- _DIRECTIVE_: Quote the listing below line for line, without any change, and leave the pictures out of your reply.

== PROVIDED DATA

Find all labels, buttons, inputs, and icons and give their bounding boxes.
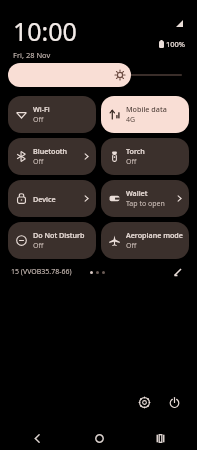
- button[interactable]: Wallet: [101, 180, 189, 217]
- staticText: Bluetooth: [33, 146, 68, 156]
- button[interactable]: Device controls: [8, 180, 96, 217]
- button[interactable]: Torch: [101, 138, 189, 175]
- staticText: Off: [33, 115, 44, 125]
- button[interactable]: Recent apps: [149, 427, 171, 449]
- staticText: 10:00: [13, 14, 77, 48]
- button[interactable]: Settings: [134, 392, 154, 412]
- staticText: 15 (VVOB35.78-66): [11, 267, 72, 277]
- button[interactable]: Home: [88, 427, 110, 449]
- staticText: 100%: [166, 39, 186, 49]
- staticText: Wi-Fi: [33, 104, 50, 114]
- staticText: Do Not Disturb: [33, 230, 85, 240]
- button[interactable]: [8, 63, 189, 87]
- button[interactable]: Bluetooth: [8, 138, 96, 175]
- staticText: Torch: [126, 146, 145, 156]
- button[interactable]: Power: [164, 392, 184, 412]
- staticText: Off: [33, 241, 44, 251]
- button[interactable]: Edit tiles: [170, 264, 186, 280]
- button[interactable]: Aeroplane mode: [101, 222, 189, 259]
- button[interactable]: Back: [26, 427, 48, 449]
- staticText: Wallet: [126, 188, 148, 198]
- staticText: Fri, 28 Nov: [13, 50, 51, 60]
- staticText: 4G: [126, 115, 136, 125]
- button[interactable]: Mobile data: [101, 96, 189, 133]
- staticText: Off: [33, 157, 44, 167]
- button[interactable]: Wi-Fi: [8, 96, 96, 133]
- staticText: Off: [126, 241, 137, 251]
- staticText: Mobile data: [126, 104, 167, 114]
- staticText: Off: [126, 157, 137, 167]
- staticText: Aeroplane mode: [126, 230, 183, 240]
- staticText: Device controls: [33, 194, 83, 204]
- staticText: Tap to open: [126, 199, 165, 209]
- button[interactable]: Do Not Disturb: [8, 222, 96, 259]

====

- _RIGHT ANSWER_:
Find all labels, buttons, inputs, and icons and give their bounding boxes.
- button[interactable]: Wallet: [101, 180, 189, 217]
- staticText: Bluetooth: [33, 146, 68, 156]
- button[interactable]: Device controls: [8, 180, 96, 217]
- button[interactable]: Torch: [101, 138, 189, 175]
- staticText: Off: [33, 115, 44, 125]
- button[interactable]: Recent apps: [149, 427, 171, 449]
- staticText: 10:00: [13, 14, 77, 48]
- button[interactable]: Settings: [134, 392, 154, 412]
- staticText: 15 (VVOB35.78-66): [11, 267, 72, 277]
- button[interactable]: Home: [88, 427, 110, 449]
- staticText: 100%: [166, 39, 186, 49]
- staticText: Wi-Fi: [33, 104, 50, 114]
- staticText: Do Not Disturb: [33, 230, 85, 240]
- button[interactable]: [8, 63, 189, 87]
- button[interactable]: Bluetooth: [8, 138, 96, 175]
- staticText: Torch: [126, 146, 145, 156]
- button[interactable]: Power: [164, 392, 184, 412]
- staticText: Off: [33, 241, 44, 251]
- button[interactable]: Edit tiles: [170, 264, 186, 280]
- button[interactable]: Aeroplane mode: [101, 222, 189, 259]
- button[interactable]: Back: [26, 427, 48, 449]
- staticText: Wallet: [126, 188, 148, 198]
- staticText: Fri, 28 Nov: [13, 50, 51, 60]
- staticText: 4G: [126, 115, 136, 125]
- button[interactable]: Mobile data: [101, 96, 189, 133]
- staticText: Off: [33, 157, 44, 167]
- button[interactable]: Wi-Fi: [8, 96, 96, 133]
- staticText: Off: [126, 241, 137, 251]
- staticText: Mobile data: [126, 104, 167, 114]
- staticText: Off: [126, 157, 137, 167]
- staticText: Aeroplane mode: [126, 230, 183, 240]
- staticText: Device controls: [33, 194, 83, 204]
- staticText: Tap to open: [126, 199, 165, 209]
- button[interactable]: Do Not Disturb: [8, 222, 96, 259]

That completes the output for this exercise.